═══ RECORDS SUPPLIED

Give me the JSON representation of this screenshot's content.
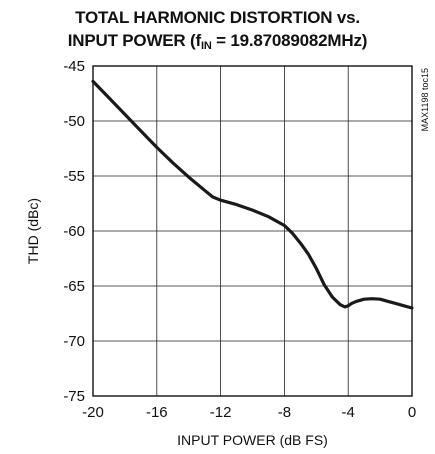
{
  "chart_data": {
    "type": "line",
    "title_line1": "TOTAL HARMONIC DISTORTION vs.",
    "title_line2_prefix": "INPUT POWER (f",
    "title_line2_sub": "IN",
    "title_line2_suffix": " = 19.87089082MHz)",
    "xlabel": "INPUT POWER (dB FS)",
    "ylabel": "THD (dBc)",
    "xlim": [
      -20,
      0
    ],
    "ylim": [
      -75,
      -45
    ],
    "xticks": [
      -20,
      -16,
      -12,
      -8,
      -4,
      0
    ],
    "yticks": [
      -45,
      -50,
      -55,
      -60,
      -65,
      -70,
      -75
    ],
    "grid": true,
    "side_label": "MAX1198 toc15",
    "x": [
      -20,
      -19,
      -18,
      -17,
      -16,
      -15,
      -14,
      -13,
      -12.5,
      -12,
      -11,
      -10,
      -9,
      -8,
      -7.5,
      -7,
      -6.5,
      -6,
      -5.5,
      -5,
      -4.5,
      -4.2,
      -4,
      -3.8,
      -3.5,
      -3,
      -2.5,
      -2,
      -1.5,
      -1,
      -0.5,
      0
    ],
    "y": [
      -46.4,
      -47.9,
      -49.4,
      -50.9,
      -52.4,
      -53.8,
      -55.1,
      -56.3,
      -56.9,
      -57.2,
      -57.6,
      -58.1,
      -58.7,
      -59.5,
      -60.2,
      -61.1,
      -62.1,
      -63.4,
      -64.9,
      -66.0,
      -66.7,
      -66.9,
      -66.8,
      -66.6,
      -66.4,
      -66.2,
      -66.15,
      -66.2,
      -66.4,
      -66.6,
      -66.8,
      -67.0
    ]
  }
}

══════

SET PROBLEM
In the entries above, how many lines hold the word "INPUT"? State the number and nothing else.

CORRECT OUTPUT
2